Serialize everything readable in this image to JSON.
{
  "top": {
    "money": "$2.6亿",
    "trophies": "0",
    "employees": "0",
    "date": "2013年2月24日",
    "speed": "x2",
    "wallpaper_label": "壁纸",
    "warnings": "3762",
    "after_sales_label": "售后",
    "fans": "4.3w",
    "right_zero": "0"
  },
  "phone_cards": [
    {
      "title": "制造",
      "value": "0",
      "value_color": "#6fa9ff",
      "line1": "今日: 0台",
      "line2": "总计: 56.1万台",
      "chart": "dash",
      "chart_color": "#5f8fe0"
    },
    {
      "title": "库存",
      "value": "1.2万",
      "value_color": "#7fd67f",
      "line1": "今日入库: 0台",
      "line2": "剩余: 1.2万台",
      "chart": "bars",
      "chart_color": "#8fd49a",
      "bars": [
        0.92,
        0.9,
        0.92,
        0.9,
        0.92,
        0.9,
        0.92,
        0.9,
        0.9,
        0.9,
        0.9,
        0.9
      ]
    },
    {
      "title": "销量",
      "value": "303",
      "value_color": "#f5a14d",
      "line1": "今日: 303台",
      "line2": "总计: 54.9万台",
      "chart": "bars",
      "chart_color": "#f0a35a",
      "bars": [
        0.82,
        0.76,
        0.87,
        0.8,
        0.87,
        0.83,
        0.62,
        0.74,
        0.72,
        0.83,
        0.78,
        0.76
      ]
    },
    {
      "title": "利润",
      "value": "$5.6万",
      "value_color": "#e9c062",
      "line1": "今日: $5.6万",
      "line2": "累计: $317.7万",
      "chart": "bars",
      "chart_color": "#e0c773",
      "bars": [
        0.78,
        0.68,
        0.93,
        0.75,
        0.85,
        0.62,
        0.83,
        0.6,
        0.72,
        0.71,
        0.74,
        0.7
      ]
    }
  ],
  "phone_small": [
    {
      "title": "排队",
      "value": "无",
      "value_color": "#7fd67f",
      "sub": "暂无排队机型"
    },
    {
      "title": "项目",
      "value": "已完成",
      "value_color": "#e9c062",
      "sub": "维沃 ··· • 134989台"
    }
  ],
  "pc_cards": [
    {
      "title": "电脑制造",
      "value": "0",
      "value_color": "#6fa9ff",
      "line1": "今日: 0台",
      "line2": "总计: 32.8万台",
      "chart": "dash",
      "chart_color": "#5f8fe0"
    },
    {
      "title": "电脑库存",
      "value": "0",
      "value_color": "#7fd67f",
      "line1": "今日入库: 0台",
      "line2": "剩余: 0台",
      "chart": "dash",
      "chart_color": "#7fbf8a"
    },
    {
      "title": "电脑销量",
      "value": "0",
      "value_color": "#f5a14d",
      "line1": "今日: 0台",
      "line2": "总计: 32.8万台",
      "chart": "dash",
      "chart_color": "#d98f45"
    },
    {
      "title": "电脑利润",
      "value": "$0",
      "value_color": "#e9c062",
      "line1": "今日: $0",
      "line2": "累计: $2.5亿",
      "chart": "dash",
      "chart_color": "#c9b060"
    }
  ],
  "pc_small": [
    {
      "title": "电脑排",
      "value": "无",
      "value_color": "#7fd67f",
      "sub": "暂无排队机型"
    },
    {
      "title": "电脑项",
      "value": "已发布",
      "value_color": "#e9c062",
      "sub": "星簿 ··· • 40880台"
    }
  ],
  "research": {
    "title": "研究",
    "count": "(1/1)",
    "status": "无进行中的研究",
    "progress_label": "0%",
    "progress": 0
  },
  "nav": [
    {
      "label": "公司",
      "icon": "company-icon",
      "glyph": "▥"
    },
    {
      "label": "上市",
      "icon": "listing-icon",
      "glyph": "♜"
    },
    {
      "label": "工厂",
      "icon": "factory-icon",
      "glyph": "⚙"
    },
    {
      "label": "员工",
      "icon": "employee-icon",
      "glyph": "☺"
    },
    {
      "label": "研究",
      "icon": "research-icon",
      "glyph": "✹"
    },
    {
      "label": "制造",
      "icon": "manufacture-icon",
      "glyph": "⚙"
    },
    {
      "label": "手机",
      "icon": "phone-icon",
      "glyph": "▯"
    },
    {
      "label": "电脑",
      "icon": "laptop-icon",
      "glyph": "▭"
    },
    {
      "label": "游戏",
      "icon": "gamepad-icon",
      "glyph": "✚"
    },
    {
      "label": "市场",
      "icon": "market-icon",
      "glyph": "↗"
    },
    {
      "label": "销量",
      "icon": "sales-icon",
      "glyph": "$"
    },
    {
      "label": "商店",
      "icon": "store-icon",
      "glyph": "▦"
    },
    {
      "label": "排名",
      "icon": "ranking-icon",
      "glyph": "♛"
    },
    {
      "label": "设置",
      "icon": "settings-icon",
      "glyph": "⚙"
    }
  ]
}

━━━━━━━━

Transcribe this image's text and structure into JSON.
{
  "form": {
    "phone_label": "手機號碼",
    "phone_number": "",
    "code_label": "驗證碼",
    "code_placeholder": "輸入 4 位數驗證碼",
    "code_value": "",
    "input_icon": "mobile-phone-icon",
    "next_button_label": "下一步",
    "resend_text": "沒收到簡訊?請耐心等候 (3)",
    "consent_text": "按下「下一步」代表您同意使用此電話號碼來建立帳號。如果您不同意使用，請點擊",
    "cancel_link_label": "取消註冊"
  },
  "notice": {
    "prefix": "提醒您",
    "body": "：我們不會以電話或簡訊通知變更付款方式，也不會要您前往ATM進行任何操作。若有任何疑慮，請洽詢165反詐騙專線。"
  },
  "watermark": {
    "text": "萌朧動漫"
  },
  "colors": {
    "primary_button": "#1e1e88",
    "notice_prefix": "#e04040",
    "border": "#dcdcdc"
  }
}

━━━━━━━━

● WHAT IS BEING ASKED
Go through the records and copy each line with "image" in it.

● OUTPUT FOR THIS EXERCISE
Serialize everything readable in this image to JSON.
Transcribe this image's text and structure into JSON.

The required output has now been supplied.